### PASSAGE TO READ

|---|

The speculation began in March when Target (NYSE:TGT) first tapped Goldman Sachs (NYSE:GS) to crunch a few numbers and analyze strategic alternatives for the struggling Marshall Field's and Mervyn's chains. Yesterday, it came to an end. All parties finally laid their cards on the table, and ultimately May Department Stores (NYSE:MAY) outbid rival Federated (NYSE:FD) with a $3.24 billion offer.

As part of the arrangement, May will acquire -- along with all 62 Marshall Field's locations -- three distribution centers, $600 million in credit card receivables, and the real estate from nine Mervyn's stores in the Minneapolis/St. Paul area.

May's victory over Federated raised a few eyebrows, as the latter was widely expected to add Marshall Field's to its Bloomingdale's and Macy's chains. What caught my attention, though, was the price tag.

While well regarded, the upscale Marshall Field's unit was only forecast to garner a slight premium to its $1.8 billion book value. Instead, the 80% premium implied in the price will net Target an after-tax gain of $1 billion, or roughly $1.00 per share. Ironically, May will be purchasing Marshall Field's from the same company (then known as Dayton Hudson) that it lost out to in a bidding war 14 years ago. The proceeds will primarily be used to fund a planned $3 billion stock repurchase agreement.

Analysts and shareholders alike have been pressuring Target for years to divest the underperforming Marshall Field's and Mervyn's chains. Management refused, opting instead to funnel the cash flow generated by these two units into the faster-growing namesake Target stores. However, earnings have retreated steadily of late. Last year's further deterioration -- operating income at Marshall Field's and Mervyn's plummeted 21.1% and 32.6% respectively, while Target's rose 12.3% -- finally prompted Target to overhaul Marshall Field's in preparation for a suitor.

|---|

(Box coordinate listings)

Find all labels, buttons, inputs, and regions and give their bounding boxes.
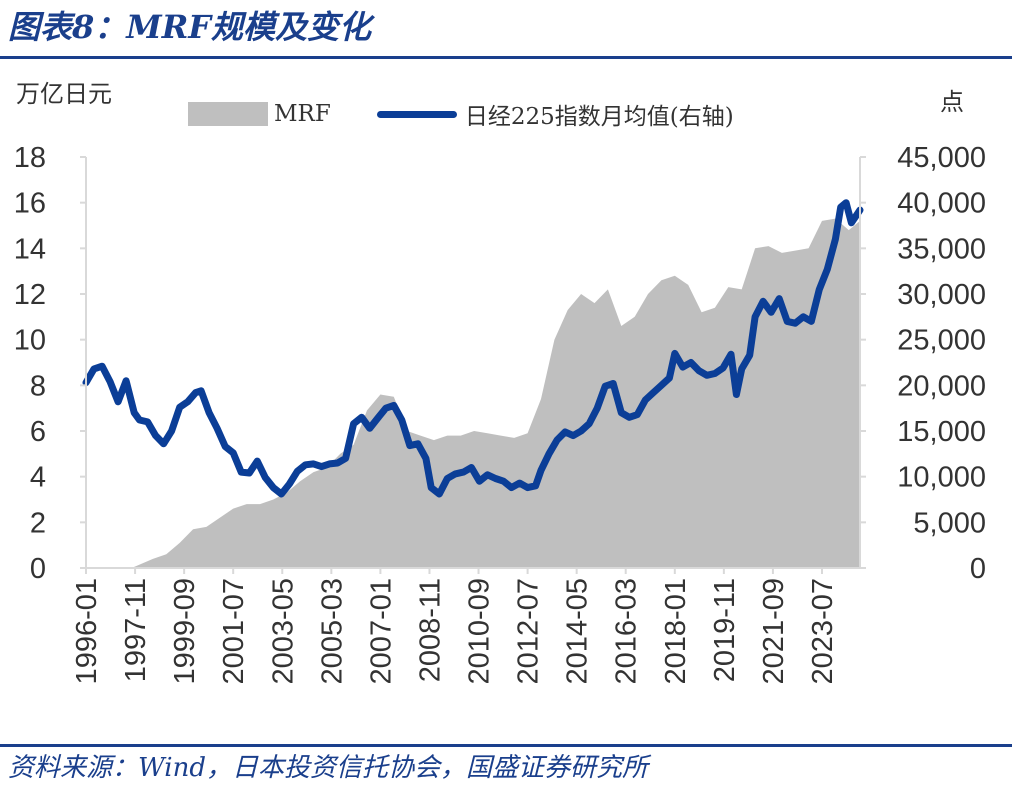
right-tick-label: 35,000 bbox=[897, 233, 986, 265]
left-tick-label: 14 bbox=[14, 233, 46, 265]
legend-line-swatch bbox=[376, 110, 457, 118]
left-tick-label: 16 bbox=[14, 188, 46, 220]
left-tick-label: 10 bbox=[14, 325, 46, 357]
legend-area-swatch bbox=[188, 102, 268, 126]
left-tick-label: 12 bbox=[14, 279, 46, 311]
legend-label-nikkei: 日经225指数月均值(右轴) bbox=[464, 104, 734, 130]
left-tick-label: 18 bbox=[14, 142, 46, 174]
right-tick-label: 0 bbox=[970, 553, 986, 585]
nikkei-line-series bbox=[82, 199, 864, 498]
x-tick-label: 2001-07 bbox=[218, 578, 250, 684]
x-tick-label: 2021-09 bbox=[758, 578, 790, 684]
x-tick-label: 2023-07 bbox=[807, 578, 839, 684]
left-tick-label: 4 bbox=[30, 462, 46, 494]
right-tick-label: 10,000 bbox=[897, 462, 986, 494]
left-axis-unit: 万亿日元 bbox=[16, 80, 112, 108]
x-tick-label: 2005-03 bbox=[316, 578, 348, 684]
x-tick-label: 2012-07 bbox=[513, 578, 545, 684]
x-tick-label: 2007-01 bbox=[365, 578, 397, 684]
left-tick-label: 8 bbox=[30, 370, 46, 402]
x-tick-label: 2014-05 bbox=[562, 578, 594, 684]
top-divider bbox=[0, 56, 1012, 59]
left-tick-label: 6 bbox=[30, 416, 46, 448]
left-tick-label: 0 bbox=[30, 553, 46, 585]
right-tick-label: 5,000 bbox=[913, 507, 986, 539]
bottom-divider bbox=[0, 744, 1012, 747]
right-tick-label: 20,000 bbox=[897, 370, 986, 402]
x-tick-label: 2018-01 bbox=[660, 578, 692, 684]
legend: MRF 日经225指数月均值(右轴) bbox=[188, 96, 734, 132]
chart-title: 图表8：MRF规模及变化 bbox=[8, 8, 372, 46]
x-tick-label: 2008-11 bbox=[414, 578, 446, 682]
x-tick-label: 2010-09 bbox=[464, 578, 496, 684]
x-tick-label: 2003-05 bbox=[267, 578, 299, 684]
mrf-area-series bbox=[86, 218, 860, 568]
x-tick-label: 2019-11 bbox=[709, 578, 741, 682]
right-tick-label: 45,000 bbox=[897, 142, 986, 174]
x-tick-label: 1999-09 bbox=[169, 578, 201, 684]
right-axis-unit: 点 bbox=[940, 88, 964, 116]
right-tick-label: 30,000 bbox=[897, 279, 986, 311]
left-tick-label: 2 bbox=[30, 507, 46, 539]
right-tick-label: 40,000 bbox=[897, 188, 986, 220]
right-tick-label: 15,000 bbox=[897, 416, 986, 448]
legend-label-mrf: MRF bbox=[274, 101, 331, 127]
x-tick-label: 1997-11 bbox=[120, 578, 152, 682]
source-note: 资料来源：Wind，日本投资信托协会，国盛证券研究所 bbox=[8, 753, 648, 783]
x-tick-label: 2016-03 bbox=[611, 578, 643, 684]
right-tick-label: 25,000 bbox=[897, 325, 986, 357]
x-tick-label: 1996-01 bbox=[71, 578, 103, 684]
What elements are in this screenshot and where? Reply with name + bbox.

|---|

### INSTRUCTION
Extend the article on Target's sale of Marshall Field's to May Department Stores, picking up after its final sentence.

### EXERCISE OUTPUT
With the new addition, May's portfolio will include 500 department stores operating under such names as Lord & Taylor, Filene's, and Foley's, as well as 217 David's Bridal locations. The purchase will expand May's presence in the Midwest, help gain pricing leverage with vendors, and put the firm on more even footing to battle archrival Federated in the upscale arena. In a press release, May said that economies of scale should deliver "pre-tax synergies" of $85 million in fiscal 2005 and up to $180 million annually going forward.

They may have overpaid, but winning Marshall Field's was vital to turning around May's stagnant top-line growth, which is lower now than it was in 1999. Bridal sales are a bright spot, but account for only a fraction of overall revenues. May is relying heavily on this move, as well as a massive upcoming campaign to remodel stores and re-brand its image to appeal to younger shoppers.

May gained a valuable name yesterday, but Target was the real winner. The company pocketed a $1 billion profit from a division that, if anything, was only slowing down growth. As fellow Fool Phil Wohl pointed out recently, Marshall Field's and Mervyn's combined represented only 13% of sales and 7% of pre-tax earnings last year. Unfortunately, Mervyn's doesn't appear to be quite so fetching. Target is reportedly struggling to find a buyer for the chain that is withering under competition from Kohl's (NYSE:KSS) and, of course, Wal-Mart (NYSE:WMT). Regardless, cutting loose these units will finally allow Target to drive with one foot on the accelerator without the other on the brake.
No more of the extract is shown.